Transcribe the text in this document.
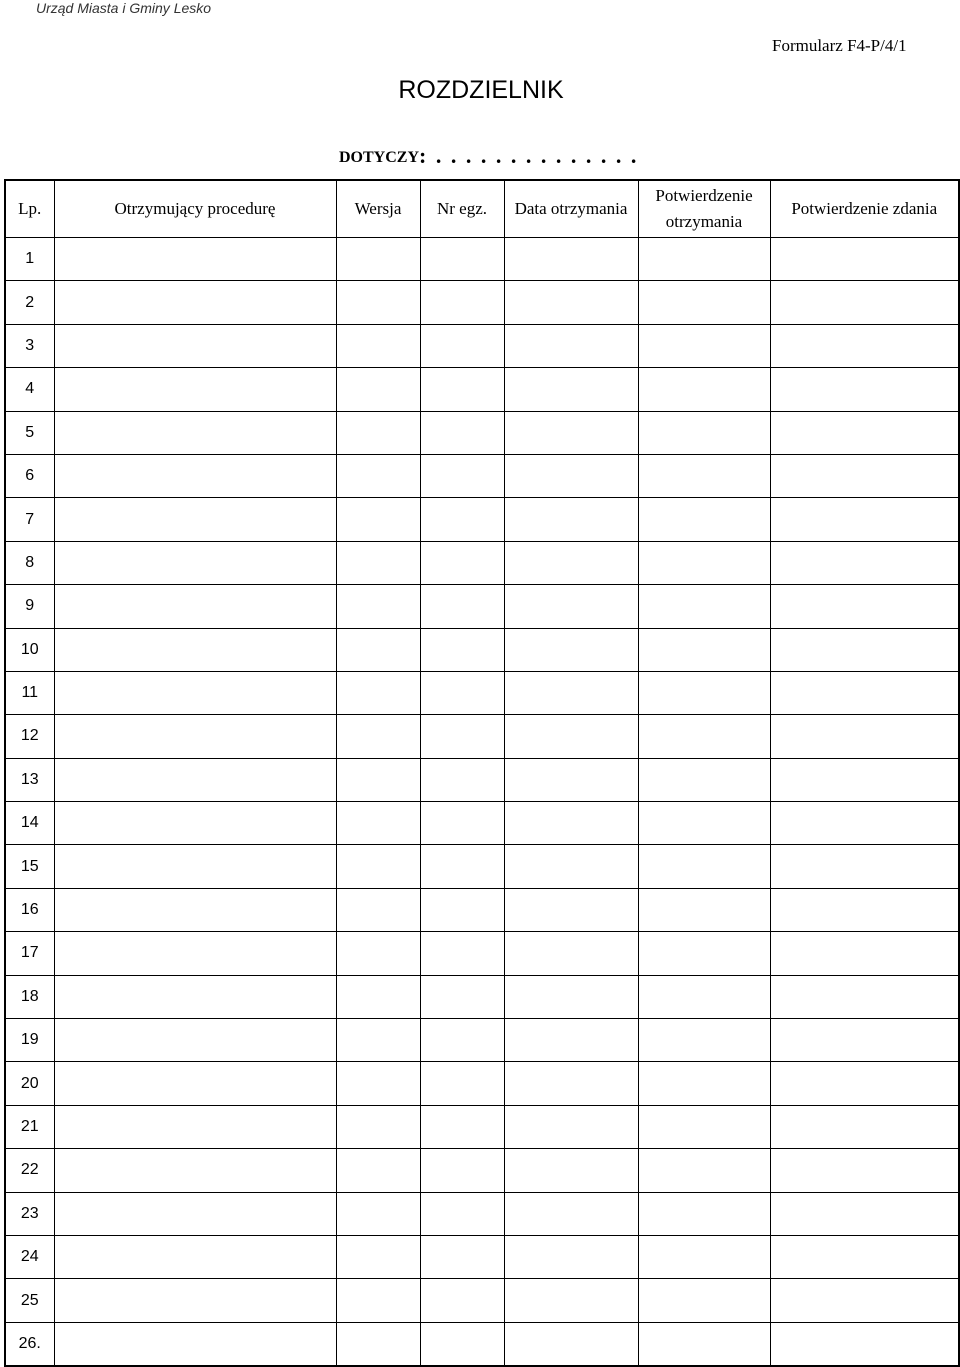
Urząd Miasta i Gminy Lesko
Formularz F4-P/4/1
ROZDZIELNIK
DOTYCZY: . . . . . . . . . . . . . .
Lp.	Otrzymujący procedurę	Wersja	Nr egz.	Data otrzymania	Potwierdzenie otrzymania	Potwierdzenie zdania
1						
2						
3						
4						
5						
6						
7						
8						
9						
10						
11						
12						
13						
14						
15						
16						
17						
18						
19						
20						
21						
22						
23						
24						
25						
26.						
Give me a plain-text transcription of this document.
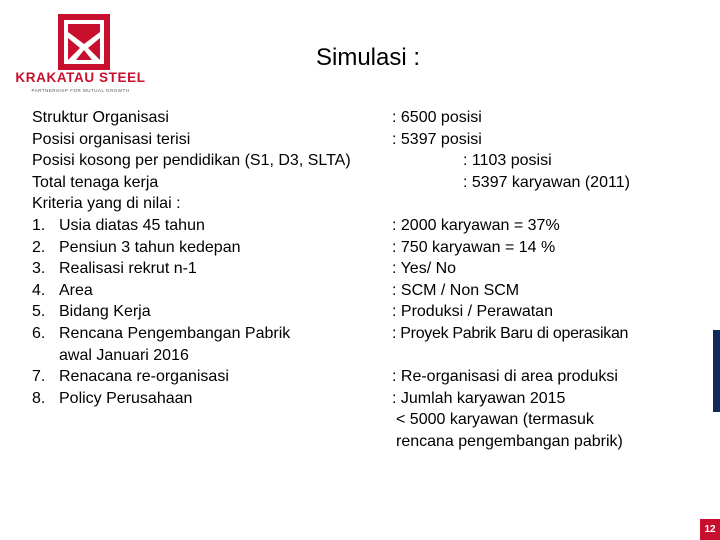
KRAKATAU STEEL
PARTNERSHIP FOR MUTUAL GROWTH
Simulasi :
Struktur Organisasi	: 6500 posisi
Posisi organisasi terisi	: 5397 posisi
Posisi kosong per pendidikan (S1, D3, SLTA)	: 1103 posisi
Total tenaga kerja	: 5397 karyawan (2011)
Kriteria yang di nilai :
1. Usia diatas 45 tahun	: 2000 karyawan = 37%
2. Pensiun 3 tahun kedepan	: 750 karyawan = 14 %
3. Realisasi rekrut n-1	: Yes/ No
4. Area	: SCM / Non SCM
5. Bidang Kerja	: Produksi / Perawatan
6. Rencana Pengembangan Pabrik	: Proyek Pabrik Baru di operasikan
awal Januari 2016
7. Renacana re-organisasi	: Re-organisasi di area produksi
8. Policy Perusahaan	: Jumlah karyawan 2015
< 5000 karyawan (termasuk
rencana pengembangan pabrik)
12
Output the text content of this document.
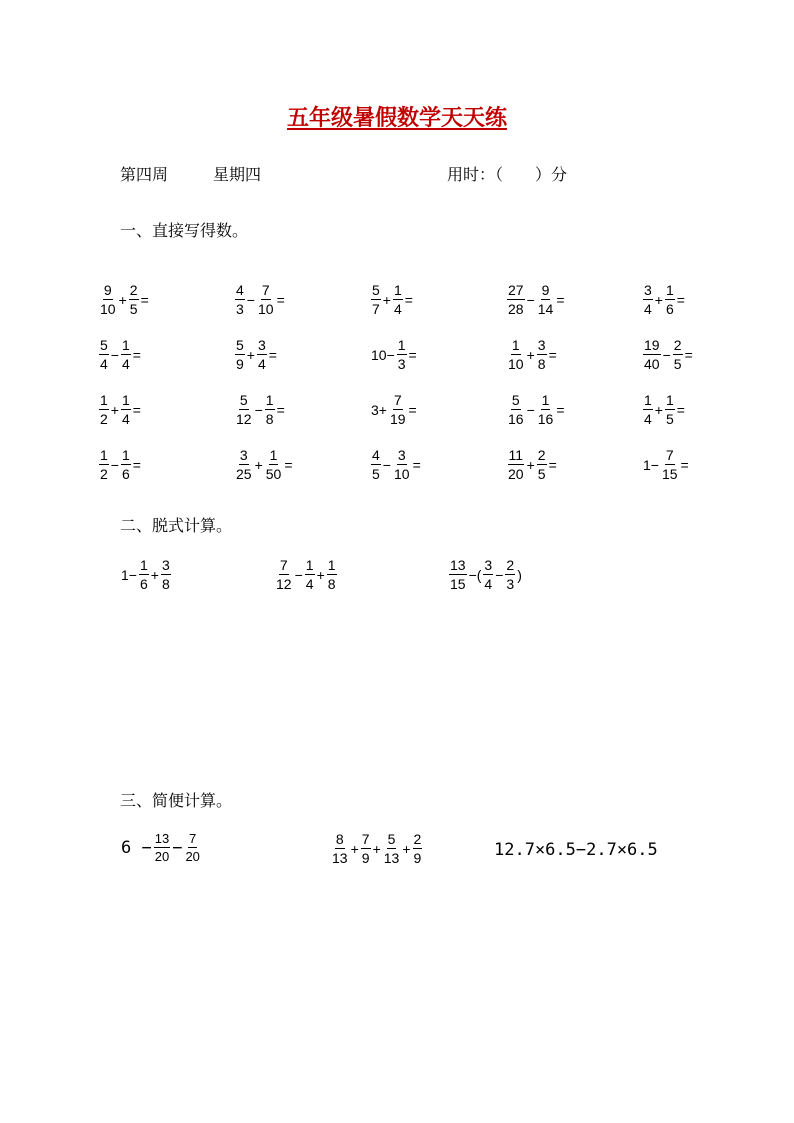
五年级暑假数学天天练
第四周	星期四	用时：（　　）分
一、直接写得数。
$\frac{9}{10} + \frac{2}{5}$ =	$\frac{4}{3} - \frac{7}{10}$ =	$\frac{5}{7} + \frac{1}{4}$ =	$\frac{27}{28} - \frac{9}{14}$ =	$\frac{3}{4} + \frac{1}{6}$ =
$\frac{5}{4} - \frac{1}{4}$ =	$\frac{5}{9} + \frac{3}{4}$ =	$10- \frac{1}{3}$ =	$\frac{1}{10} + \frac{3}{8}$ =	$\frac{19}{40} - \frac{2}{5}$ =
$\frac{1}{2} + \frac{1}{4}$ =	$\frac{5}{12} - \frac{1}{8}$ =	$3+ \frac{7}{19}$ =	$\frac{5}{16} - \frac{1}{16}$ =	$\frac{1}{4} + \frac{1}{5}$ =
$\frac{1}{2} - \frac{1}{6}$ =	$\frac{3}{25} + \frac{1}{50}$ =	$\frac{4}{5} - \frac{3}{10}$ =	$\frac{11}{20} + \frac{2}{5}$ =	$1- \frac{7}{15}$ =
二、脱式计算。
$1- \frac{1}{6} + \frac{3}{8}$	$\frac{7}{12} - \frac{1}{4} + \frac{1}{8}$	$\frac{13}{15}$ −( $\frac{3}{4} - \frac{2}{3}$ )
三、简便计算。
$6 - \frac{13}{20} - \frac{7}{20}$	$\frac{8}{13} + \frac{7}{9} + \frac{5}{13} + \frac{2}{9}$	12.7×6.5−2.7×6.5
---+---
TO BE DONE: Scan the material above for the word "karyawan". Copy each line where it occurs.

REPLY:
Total tenaga kerja	: 5397 karyawan (2011)
1. Usia diatas 45 tahun	: 2000 karyawan = 37%
2. Pensiun 3 tahun kedepan	: 750 karyawan = 14 %
8. Policy Perusahaan	: Jumlah karyawan 2015
< 5000 karyawan (termasuk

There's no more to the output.